Saved entries
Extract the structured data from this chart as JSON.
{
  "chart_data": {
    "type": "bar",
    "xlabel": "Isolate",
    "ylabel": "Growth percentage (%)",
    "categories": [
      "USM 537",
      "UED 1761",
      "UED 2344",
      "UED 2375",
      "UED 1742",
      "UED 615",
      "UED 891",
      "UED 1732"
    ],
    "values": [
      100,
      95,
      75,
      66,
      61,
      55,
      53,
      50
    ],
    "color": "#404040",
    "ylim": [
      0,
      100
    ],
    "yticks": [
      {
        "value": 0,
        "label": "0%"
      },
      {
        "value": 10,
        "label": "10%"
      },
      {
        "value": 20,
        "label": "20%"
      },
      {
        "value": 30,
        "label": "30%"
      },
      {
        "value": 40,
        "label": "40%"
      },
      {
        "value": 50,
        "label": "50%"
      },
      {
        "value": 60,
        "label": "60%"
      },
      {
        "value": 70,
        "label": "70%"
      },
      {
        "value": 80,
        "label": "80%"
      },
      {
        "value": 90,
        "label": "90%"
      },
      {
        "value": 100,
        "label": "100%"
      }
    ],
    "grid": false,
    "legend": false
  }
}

*TASK STATEMENT*:
Take the lines above and print them exactly.

*COMPLETED EXERCISE*:
Extract the structured data from this chart as JSON.
{
  "chart_data": {
    "type": "bar",
    "xlabel": "Isolate",
    "ylabel": "Growth percentage (%)",
    "categories": [
      "USM 537",
      "UED 1761",
      "UED 2344",
      "UED 2375",
      "UED 1742",
      "UED 615",
      "UED 891",
      "UED 1732"
    ],
    "values": [
      100,
      95,
      75,
      66,
      61,
      55,
      53,
      50
    ],
    "color": "#404040",
    "ylim": [
      0,
      100
    ],
    "yticks": [
      {
        "value": 0,
        "label": "0%"
      },
      {
        "value": 10,
        "label": "10%"
      },
      {
        "value": 20,
        "label": "20%"
      },
      {
        "value": 30,
        "label": "30%"
      },
      {
        "value": 40,
        "label": "40%"
      },
      {
        "value": 50,
        "label": "50%"
      },
      {
        "value": 60,
        "label": "60%"
      },
      {
        "value": 70,
        "label": "70%"
      },
      {
        "value": 80,
        "label": "80%"
      },
      {
        "value": 90,
        "label": "90%"
      },
      {
        "value": 100,
        "label": "100%"
      }
    ],
    "grid": false,
    "legend": false
  }
}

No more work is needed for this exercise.